◆ Goal of the exercise ◆
Return all lines where the word "KUMAR" can be found.

◆ Record list ◆
↓
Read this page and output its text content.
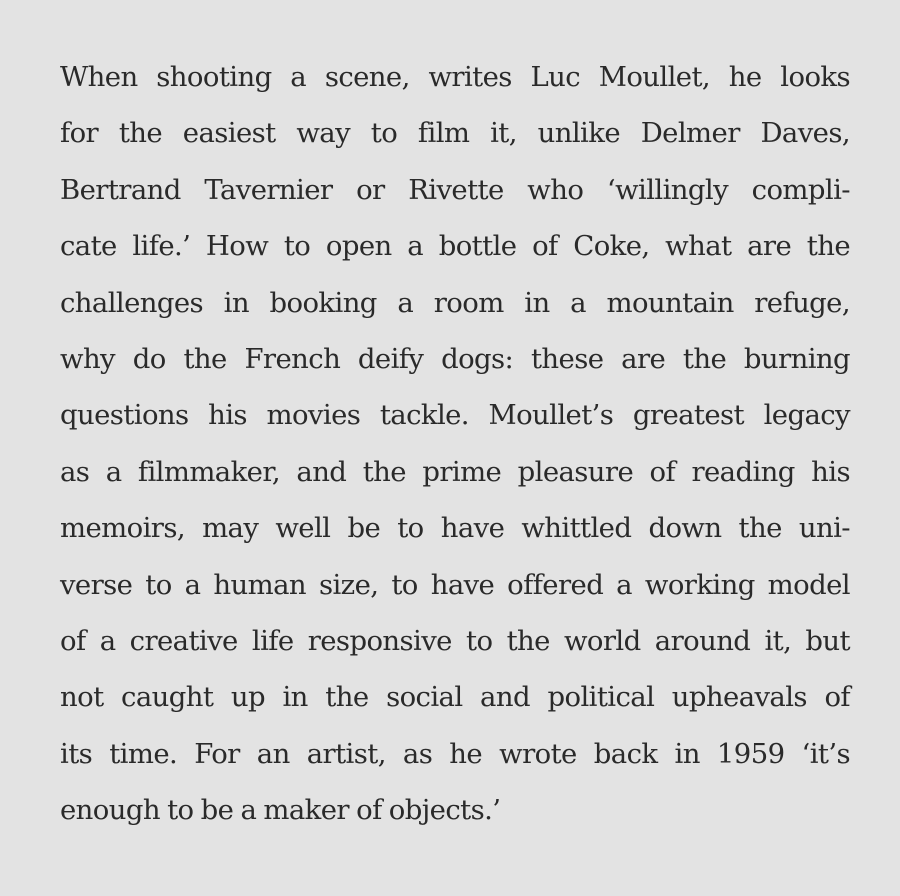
When shooting a scene, writes Luc Moullet, he looks
for the easiest way to film it, unlike Delmer Daves,
Bertrand Tavernier or Rivette who ‘willingly compli-
cate life.’ How to open a bottle of Coke, what are the
challenges in booking a room in a mountain refuge,
why do the French deify dogs: these are the burning
questions his movies tackle. Moullet’s greatest legacy
as a filmmaker, and the prime pleasure of reading his
memoirs, may well be to have whittled down the uni-
verse to a human size, to have offered a working model
of a creative life responsive to the world around it, but
not caught up in the social and political upheavals of
its time. For an artist, as he wrote back in 1959 ‘it’s
enough to be a maker of objects.’
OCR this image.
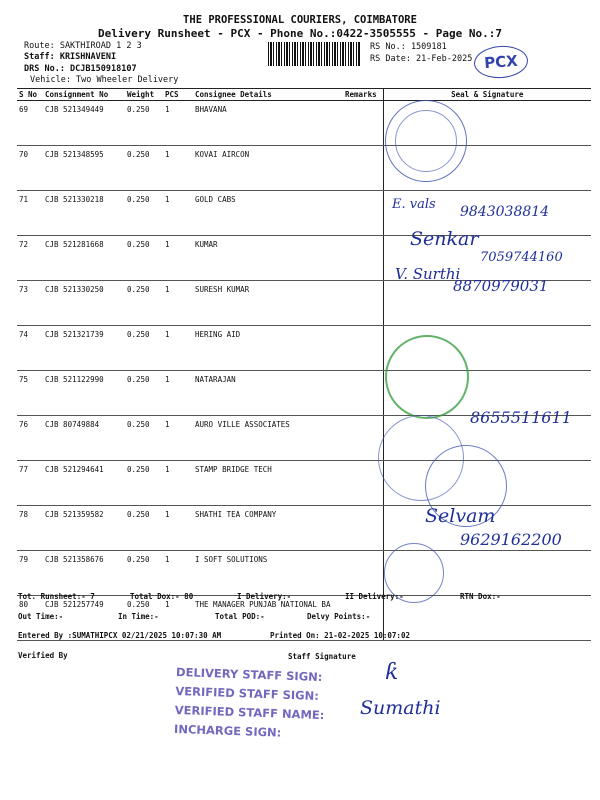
THE PROFESSIONAL COURIERS, COIMBATORE
Delivery Runsheet - PCX - Phone No.:0422-3505555 - Page No.:7
Route: SAKTHIROAD 1 2 3
Staff: KRISHNAVENI
DRS No.: DCJB150918107
Vehicle: Two Wheeler Delivery
RS No.: 1509181
RS Date: 21-Feb-2025 PCX
S No	Consignment No	Weight	PCS	Consignee Details	Remarks	Seal & Signature
69	CJB 521349449	0.250	1	BHAVANA		
70	CJB 521348595	0.250	1	KOVAI AIRCON		
71	CJB 521330218	0.250	1	GOLD CABS		
72	CJB 521281668	0.250	1	KUMAR		
73	CJB 521330250	0.250	1	SURESH KUMAR		
74	CJB 521321739	0.250	1	HERING AID		
75	CJB 521122990	0.250	1	NATARAJAN		
76	CJB 80749884	0.250	1	AURO VILLE ASSOCIATES		
77	CJB 521294641	0.250	1	STAMP BRIDGE TECH		
78	CJB 521359582	0.250	1	SHATHI TEA COMPANY		
79	CJB 521358676	0.250	1	I SOFT SOLUTIONS		
80	CJB 521257749	0.250	1	THE MANAGER PUNJAB NATIONAL BA		
E. vals 9843038814
Senkar
7059744160
V. Surthi
8870979031
8655511611
Selvam
9629162200
Tot. Runsheet:- 7	Total Dox:- 80	I Delivery:-	II Delivery:-	RTN Dox:-
Out Time:-	In Time:-	Total POD:-	Delvy Points:-
Entered By :SUMATHIPCX 02/21/2025 10:07:30 AM	Printed On: 21-02-2025 10:07:02
Verified By	Staff Signature
DELIVERY STAFF SIGN:
VERIFIED STAFF SIGN:
VERIFIED STAFF NAME:
INCHARGE SIGN:
ƙ
Sumathi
↑
◆ Response to the task ◆
72	CJB 521281668	0.250	1	KUMAR		
73	CJB 521330250	0.250	1	SURESH KUMAR		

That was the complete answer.